◆ EXERCISE DIRECTIONS:
Every line containing the word "JSON" needs to be found and copied.

* begin MATERIAL FOR THIS TASK *

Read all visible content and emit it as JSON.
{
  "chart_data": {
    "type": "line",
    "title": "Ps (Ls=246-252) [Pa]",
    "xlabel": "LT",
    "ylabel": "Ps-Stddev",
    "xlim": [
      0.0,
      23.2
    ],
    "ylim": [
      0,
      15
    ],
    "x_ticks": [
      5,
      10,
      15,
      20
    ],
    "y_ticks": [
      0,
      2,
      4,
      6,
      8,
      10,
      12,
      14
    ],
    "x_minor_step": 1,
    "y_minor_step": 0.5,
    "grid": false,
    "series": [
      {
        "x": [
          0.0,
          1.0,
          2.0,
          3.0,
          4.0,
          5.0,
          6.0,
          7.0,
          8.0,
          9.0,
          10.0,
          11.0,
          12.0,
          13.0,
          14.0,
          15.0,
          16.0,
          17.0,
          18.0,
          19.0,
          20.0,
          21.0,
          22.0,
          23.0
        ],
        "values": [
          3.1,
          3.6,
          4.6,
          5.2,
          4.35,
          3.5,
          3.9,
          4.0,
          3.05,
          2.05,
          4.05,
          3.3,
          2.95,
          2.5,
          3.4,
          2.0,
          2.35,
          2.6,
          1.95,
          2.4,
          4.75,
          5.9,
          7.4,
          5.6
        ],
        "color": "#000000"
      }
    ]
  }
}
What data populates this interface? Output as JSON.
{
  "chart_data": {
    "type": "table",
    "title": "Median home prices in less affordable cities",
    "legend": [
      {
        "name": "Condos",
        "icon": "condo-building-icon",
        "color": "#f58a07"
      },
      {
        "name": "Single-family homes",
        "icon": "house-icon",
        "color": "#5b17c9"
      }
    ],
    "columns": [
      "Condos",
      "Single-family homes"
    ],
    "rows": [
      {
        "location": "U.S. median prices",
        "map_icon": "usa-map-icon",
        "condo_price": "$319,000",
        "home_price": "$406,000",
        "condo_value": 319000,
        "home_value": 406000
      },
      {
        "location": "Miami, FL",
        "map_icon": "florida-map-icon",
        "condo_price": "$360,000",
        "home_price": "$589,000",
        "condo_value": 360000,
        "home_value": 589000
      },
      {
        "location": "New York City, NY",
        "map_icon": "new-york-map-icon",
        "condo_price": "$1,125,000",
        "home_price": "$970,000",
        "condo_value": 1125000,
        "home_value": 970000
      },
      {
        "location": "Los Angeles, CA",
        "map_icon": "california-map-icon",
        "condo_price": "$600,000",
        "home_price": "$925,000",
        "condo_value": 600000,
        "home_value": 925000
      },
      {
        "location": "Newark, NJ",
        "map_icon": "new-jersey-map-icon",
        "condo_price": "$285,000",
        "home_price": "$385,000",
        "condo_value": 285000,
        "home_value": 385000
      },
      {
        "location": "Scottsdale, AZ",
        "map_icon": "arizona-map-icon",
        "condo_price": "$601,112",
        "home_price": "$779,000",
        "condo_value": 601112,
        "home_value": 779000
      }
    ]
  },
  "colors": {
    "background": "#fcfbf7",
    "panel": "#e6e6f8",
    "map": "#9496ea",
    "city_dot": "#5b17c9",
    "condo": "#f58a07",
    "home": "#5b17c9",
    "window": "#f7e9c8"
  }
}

* end MATERIAL FOR THIS TASK *

◆ THE RESPONSE:
Read all visible content and emit it as JSON.
What data populates this interface? Output as JSON.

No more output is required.